Work item
Every record must be restated exactly as written.

Source data
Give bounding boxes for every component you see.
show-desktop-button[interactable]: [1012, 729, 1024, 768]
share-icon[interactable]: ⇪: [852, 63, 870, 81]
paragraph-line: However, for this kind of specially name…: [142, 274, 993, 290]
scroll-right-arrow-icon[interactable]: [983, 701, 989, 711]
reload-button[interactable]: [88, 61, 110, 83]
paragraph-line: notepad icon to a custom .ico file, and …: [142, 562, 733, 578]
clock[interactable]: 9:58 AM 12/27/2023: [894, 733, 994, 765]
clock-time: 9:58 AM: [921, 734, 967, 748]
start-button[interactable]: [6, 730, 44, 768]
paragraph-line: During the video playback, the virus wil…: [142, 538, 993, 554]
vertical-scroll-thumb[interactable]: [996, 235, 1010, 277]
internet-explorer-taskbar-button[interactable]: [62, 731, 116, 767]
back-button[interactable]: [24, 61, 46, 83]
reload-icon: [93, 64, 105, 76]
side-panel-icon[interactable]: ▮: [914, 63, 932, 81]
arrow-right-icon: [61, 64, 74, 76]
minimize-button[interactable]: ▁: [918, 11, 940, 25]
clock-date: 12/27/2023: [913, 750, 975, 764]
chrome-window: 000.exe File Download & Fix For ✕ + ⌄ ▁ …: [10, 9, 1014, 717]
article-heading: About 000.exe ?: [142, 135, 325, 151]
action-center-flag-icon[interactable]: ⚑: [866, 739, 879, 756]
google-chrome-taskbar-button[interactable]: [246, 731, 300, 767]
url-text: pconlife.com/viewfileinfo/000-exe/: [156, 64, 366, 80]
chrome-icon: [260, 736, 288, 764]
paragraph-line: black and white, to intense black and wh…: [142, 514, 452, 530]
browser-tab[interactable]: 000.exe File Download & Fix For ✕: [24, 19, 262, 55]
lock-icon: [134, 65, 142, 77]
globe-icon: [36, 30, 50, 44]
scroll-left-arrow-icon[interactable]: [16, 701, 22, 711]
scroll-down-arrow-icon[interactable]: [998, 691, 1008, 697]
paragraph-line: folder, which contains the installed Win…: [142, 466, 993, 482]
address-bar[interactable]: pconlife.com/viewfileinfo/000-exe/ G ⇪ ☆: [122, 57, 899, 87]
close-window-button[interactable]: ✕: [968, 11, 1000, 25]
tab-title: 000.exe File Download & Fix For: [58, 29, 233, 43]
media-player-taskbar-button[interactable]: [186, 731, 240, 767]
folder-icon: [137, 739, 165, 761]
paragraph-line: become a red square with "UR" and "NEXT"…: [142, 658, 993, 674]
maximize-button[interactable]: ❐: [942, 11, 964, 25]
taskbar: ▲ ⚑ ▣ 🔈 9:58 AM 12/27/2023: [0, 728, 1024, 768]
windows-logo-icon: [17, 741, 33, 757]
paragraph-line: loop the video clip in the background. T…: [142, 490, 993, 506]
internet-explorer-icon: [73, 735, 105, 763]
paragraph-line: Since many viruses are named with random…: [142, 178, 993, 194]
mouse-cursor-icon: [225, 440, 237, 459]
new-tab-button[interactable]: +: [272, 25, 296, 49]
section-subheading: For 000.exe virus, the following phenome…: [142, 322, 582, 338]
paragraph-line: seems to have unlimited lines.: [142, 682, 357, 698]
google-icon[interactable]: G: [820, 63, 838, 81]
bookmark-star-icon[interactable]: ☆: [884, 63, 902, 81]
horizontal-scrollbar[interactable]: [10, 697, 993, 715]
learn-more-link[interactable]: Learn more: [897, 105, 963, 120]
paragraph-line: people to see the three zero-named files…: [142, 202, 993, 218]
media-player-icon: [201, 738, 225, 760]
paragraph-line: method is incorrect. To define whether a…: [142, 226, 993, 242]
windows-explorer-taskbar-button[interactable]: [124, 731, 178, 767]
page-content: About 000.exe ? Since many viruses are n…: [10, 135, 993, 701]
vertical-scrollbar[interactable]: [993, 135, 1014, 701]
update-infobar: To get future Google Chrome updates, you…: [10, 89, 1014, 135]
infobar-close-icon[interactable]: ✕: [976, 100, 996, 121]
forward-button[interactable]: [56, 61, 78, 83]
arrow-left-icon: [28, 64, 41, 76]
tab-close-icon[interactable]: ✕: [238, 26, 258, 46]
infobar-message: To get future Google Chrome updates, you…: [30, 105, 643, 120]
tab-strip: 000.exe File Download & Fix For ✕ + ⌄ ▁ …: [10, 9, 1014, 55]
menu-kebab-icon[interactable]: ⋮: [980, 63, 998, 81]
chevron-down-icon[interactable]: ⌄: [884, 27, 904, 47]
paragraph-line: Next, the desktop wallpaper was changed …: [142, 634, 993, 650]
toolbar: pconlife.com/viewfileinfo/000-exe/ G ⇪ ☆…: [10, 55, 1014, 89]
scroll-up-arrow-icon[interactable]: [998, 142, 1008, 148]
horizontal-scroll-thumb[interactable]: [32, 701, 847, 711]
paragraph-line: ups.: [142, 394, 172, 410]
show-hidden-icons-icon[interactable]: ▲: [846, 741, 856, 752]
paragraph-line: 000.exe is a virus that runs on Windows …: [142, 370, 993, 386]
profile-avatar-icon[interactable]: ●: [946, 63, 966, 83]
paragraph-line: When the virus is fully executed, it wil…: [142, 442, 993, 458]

Written answer
Give bounding boxes for every component you see.
show-desktop-button[interactable]: [1012, 729, 1024, 768]
share-icon[interactable]: ⇪: [852, 63, 870, 81]
paragraph-line: However, for this kind of specially name…: [142, 274, 993, 290]
scroll-right-arrow-icon[interactable]: [983, 701, 989, 711]
reload-button[interactable]: [88, 61, 110, 83]
paragraph-line: notepad icon to a custom .ico file, and …: [142, 562, 733, 578]
clock[interactable]: 9:58 AM 12/27/2023: [894, 733, 994, 765]
clock-time: 9:58 AM: [921, 734, 967, 748]
start-button[interactable]: [6, 730, 44, 768]
paragraph-line: During the video playback, the virus wil…: [142, 538, 993, 554]
vertical-scroll-thumb[interactable]: [996, 235, 1010, 277]
internet-explorer-taskbar-button[interactable]: [62, 731, 116, 767]
back-button[interactable]: [24, 61, 46, 83]
reload-icon: [93, 64, 105, 76]
side-panel-icon[interactable]: ▮: [914, 63, 932, 81]
arrow-right-icon: [61, 64, 74, 76]
minimize-button[interactable]: ▁: [918, 11, 940, 25]
clock-date: 12/27/2023: [913, 750, 975, 764]
chrome-window: 000.exe File Download & Fix For ✕ + ⌄ ▁ …: [10, 9, 1014, 717]
article-heading: About 000.exe ?: [142, 135, 325, 151]
action-center-flag-icon[interactable]: ⚑: [866, 739, 879, 756]
google-chrome-taskbar-button[interactable]: [246, 731, 300, 767]
url-text: pconlife.com/viewfileinfo/000-exe/: [156, 64, 366, 80]
chrome-icon: [260, 736, 288, 764]
paragraph-line: black and white, to intense black and wh…: [142, 514, 452, 530]
browser-tab[interactable]: 000.exe File Download & Fix For ✕: [24, 19, 262, 55]
lock-icon: [134, 65, 142, 77]
globe-icon: [36, 30, 50, 44]
scroll-left-arrow-icon[interactable]: [16, 701, 22, 711]
scroll-down-arrow-icon[interactable]: [998, 691, 1008, 697]
paragraph-line: folder, which contains the installed Win…: [142, 466, 993, 482]
address-bar[interactable]: pconlife.com/viewfileinfo/000-exe/ G ⇪ ☆: [122, 57, 899, 87]
close-window-button[interactable]: ✕: [968, 11, 1000, 25]
tab-title: 000.exe File Download & Fix For: [58, 29, 233, 43]
media-player-taskbar-button[interactable]: [186, 731, 240, 767]
folder-icon: [137, 739, 165, 761]
paragraph-line: become a red square with "UR" and "NEXT"…: [142, 658, 993, 674]
maximize-button[interactable]: ❐: [942, 11, 964, 25]
taskbar: ▲ ⚑ ▣ 🔈 9:58 AM 12/27/2023: [0, 728, 1024, 768]
windows-logo-icon: [17, 741, 33, 757]
paragraph-line: loop the video clip in the background. T…: [142, 490, 993, 506]
internet-explorer-icon: [73, 735, 105, 763]
paragraph-line: Since many viruses are named with random…: [142, 178, 993, 194]
mouse-cursor-icon: [225, 440, 237, 459]
new-tab-button[interactable]: +: [272, 25, 296, 49]
section-subheading: For 000.exe virus, the following phenome…: [142, 322, 582, 338]
paragraph-line: seems to have unlimited lines.: [142, 682, 357, 698]
google-icon[interactable]: G: [820, 63, 838, 81]
bookmark-star-icon[interactable]: ☆: [884, 63, 902, 81]
horizontal-scrollbar[interactable]: [10, 697, 993, 715]
learn-more-link[interactable]: Learn more: [897, 105, 963, 120]
paragraph-line: people to see the three zero-named files…: [142, 202, 993, 218]
media-player-icon: [201, 738, 225, 760]
paragraph-line: method is incorrect. To define whether a…: [142, 226, 993, 242]
windows-explorer-taskbar-button[interactable]: [124, 731, 178, 767]
page-content: About 000.exe ? Since many viruses are n…: [10, 135, 993, 701]
vertical-scrollbar[interactable]: [993, 135, 1014, 701]
update-infobar: To get future Google Chrome updates, you…: [10, 89, 1014, 135]
infobar-close-icon[interactable]: ✕: [976, 100, 996, 121]
forward-button[interactable]: [56, 61, 78, 83]
arrow-left-icon: [28, 64, 41, 76]
tab-close-icon[interactable]: ✕: [238, 26, 258, 46]
infobar-message: To get future Google Chrome updates, you…: [30, 105, 643, 120]
tab-strip: 000.exe File Download & Fix For ✕ + ⌄ ▁ …: [10, 9, 1014, 55]
menu-kebab-icon[interactable]: ⋮: [980, 63, 998, 81]
chevron-down-icon[interactable]: ⌄: [884, 27, 904, 47]
paragraph-line: Next, the desktop wallpaper was changed …: [142, 634, 993, 650]
toolbar: pconlife.com/viewfileinfo/000-exe/ G ⇪ ☆…: [10, 55, 1014, 89]
scroll-up-arrow-icon[interactable]: [998, 142, 1008, 148]
horizontal-scroll-thumb[interactable]: [32, 701, 847, 711]
paragraph-line: ups.: [142, 394, 172, 410]
show-hidden-icons-icon[interactable]: ▲: [846, 741, 856, 752]
paragraph-line: 000.exe is a virus that runs on Windows …: [142, 370, 993, 386]
profile-avatar-icon[interactable]: ●: [946, 63, 966, 83]
paragraph-line: When the virus is fully executed, it wil…: [142, 442, 993, 458]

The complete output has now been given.